To do: Show every line that has the string "Unsubscribe" in it.

Stored data entries:
[start]
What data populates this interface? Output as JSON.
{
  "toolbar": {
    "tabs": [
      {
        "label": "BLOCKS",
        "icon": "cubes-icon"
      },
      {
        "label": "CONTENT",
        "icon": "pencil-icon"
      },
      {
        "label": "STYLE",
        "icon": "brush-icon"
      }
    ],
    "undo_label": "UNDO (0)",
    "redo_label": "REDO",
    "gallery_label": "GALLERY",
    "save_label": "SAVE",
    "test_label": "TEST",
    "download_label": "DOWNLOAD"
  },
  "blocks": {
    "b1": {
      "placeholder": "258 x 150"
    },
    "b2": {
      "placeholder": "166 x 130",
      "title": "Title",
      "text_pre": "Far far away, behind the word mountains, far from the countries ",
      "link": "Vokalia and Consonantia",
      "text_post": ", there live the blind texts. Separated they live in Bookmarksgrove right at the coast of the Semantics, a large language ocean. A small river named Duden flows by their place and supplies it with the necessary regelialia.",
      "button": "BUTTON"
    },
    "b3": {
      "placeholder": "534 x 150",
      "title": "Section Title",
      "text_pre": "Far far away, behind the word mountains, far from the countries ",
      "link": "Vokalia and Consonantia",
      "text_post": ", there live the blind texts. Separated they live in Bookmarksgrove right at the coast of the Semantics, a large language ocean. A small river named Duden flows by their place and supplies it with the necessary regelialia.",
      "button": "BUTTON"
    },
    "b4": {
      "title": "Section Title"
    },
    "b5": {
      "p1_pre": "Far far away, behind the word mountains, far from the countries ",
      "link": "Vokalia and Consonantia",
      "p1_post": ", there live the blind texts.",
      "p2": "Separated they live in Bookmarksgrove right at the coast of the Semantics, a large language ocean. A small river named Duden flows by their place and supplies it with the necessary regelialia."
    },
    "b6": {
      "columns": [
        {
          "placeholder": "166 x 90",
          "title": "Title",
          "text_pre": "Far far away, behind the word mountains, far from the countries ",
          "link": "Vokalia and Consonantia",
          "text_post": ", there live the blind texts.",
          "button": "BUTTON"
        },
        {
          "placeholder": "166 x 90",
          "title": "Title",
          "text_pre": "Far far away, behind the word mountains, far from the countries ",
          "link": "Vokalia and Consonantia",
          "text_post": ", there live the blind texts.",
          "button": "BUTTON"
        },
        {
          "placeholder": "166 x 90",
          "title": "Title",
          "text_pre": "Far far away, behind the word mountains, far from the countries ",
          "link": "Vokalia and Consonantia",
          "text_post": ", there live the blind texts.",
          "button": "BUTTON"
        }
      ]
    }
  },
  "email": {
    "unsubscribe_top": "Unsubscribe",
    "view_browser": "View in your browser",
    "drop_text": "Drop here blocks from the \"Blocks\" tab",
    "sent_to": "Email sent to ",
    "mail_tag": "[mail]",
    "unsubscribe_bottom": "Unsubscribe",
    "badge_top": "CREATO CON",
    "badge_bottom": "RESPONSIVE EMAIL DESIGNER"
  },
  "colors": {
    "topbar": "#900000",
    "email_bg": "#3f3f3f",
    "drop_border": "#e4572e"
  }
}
[end]
Final result:
    "unsubscribe_top": "Unsubscribe",
    "unsubscribe_bottom": "Unsubscribe",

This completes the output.